### Set task
In the listing below, find every line with the string "Limit" and pull it out.

Records from a dataset:
----

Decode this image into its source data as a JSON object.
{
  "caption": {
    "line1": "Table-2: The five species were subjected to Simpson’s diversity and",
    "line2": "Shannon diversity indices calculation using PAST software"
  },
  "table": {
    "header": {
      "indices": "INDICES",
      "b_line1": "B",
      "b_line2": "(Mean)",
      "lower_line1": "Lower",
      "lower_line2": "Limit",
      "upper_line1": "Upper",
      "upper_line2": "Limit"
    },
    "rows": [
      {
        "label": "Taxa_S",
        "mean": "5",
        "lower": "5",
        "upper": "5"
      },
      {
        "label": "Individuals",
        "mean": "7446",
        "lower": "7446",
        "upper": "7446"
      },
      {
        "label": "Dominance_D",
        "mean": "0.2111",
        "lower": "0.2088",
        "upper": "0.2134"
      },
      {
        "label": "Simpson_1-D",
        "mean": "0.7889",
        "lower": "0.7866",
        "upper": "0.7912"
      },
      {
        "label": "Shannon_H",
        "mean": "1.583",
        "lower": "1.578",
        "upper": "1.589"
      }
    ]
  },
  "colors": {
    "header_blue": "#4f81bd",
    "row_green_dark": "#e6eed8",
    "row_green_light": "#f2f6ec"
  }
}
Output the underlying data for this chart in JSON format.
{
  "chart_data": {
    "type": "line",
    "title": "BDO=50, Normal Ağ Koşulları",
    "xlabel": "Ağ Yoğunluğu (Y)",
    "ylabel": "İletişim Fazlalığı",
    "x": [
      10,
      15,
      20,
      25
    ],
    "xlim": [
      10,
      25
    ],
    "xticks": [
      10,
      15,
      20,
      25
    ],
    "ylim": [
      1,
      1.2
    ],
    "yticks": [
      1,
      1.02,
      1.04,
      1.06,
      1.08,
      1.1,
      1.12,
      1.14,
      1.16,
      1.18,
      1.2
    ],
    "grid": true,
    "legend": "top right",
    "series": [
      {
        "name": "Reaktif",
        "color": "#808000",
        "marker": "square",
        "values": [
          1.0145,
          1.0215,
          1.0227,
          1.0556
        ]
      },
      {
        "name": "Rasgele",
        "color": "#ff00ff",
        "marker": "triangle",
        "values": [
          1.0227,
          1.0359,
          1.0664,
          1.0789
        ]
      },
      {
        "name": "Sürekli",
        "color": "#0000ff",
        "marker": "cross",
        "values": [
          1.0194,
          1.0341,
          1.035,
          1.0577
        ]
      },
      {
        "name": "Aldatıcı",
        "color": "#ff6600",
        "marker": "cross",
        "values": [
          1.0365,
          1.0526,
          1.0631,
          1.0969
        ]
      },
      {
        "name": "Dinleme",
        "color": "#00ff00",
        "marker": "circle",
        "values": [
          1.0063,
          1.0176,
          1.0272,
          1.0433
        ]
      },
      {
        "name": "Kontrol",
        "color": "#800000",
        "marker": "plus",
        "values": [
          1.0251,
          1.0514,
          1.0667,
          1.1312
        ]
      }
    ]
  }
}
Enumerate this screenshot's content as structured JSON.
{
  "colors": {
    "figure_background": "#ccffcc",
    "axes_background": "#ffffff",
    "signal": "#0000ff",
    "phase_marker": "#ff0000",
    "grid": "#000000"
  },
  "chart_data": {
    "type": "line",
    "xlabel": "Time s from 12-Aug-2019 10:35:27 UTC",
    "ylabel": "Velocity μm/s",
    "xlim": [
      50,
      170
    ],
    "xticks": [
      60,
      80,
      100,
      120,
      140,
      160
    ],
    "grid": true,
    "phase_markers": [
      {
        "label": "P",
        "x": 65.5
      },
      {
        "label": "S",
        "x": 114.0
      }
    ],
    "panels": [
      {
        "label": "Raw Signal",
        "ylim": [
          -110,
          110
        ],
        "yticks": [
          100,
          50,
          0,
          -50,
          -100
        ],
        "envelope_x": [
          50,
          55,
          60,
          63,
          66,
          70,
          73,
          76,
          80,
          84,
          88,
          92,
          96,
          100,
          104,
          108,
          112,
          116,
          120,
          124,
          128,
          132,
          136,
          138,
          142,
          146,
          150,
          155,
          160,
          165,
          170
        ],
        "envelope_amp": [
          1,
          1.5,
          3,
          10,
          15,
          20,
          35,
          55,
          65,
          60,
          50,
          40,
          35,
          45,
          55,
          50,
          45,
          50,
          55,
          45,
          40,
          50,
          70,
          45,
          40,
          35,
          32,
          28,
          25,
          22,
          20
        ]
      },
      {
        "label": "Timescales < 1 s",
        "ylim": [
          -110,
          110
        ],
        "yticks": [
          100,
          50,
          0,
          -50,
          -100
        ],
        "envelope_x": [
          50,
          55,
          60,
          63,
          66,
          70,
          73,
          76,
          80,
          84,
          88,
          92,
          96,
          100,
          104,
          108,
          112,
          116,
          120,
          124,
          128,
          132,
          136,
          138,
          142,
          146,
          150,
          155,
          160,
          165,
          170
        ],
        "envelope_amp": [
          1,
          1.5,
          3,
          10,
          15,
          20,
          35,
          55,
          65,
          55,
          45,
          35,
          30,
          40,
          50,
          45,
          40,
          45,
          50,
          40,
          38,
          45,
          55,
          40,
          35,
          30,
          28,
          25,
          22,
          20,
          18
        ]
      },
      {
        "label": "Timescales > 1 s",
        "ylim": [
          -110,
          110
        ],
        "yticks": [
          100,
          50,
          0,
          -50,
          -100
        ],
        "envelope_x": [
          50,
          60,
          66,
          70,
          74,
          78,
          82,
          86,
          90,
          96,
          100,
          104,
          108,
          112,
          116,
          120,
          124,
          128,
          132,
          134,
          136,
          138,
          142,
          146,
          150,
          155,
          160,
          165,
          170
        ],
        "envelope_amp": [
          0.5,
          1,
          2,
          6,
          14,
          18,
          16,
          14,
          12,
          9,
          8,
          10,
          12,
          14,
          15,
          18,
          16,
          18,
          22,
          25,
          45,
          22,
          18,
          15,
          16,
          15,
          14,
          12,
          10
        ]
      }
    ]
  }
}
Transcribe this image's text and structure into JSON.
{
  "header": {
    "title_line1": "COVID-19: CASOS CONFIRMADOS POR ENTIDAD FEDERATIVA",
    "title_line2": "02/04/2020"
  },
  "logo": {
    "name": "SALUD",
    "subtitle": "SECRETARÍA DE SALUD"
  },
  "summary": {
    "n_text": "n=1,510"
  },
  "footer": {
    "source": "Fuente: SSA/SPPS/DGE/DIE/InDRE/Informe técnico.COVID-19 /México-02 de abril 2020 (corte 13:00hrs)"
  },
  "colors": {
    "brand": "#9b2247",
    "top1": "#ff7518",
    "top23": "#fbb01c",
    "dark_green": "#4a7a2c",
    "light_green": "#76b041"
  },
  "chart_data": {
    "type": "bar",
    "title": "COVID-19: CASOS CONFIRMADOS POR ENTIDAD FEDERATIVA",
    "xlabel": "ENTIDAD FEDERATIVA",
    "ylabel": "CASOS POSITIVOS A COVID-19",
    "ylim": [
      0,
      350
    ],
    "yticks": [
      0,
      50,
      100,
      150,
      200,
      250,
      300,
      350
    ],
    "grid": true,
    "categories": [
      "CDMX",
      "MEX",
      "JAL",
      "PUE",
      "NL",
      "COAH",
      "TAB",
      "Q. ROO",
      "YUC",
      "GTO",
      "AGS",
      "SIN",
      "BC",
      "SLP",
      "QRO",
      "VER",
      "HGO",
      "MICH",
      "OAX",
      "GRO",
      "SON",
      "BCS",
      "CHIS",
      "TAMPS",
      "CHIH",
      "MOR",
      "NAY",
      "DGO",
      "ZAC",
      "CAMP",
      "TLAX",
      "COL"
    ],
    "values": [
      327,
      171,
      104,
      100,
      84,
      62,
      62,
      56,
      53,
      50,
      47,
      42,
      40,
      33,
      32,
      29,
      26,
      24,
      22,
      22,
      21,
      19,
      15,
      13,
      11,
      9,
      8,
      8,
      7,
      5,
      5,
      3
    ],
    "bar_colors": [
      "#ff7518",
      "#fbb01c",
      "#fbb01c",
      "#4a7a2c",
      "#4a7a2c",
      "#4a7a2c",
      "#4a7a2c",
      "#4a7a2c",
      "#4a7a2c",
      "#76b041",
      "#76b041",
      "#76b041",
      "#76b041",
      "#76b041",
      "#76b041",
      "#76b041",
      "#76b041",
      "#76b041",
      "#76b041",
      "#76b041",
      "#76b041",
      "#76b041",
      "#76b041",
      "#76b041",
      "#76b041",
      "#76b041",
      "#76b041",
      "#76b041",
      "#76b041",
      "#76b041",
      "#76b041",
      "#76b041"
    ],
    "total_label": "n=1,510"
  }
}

----

### Full answer
      "lower_line2": "Limit",
      "upper_line2": "Limit"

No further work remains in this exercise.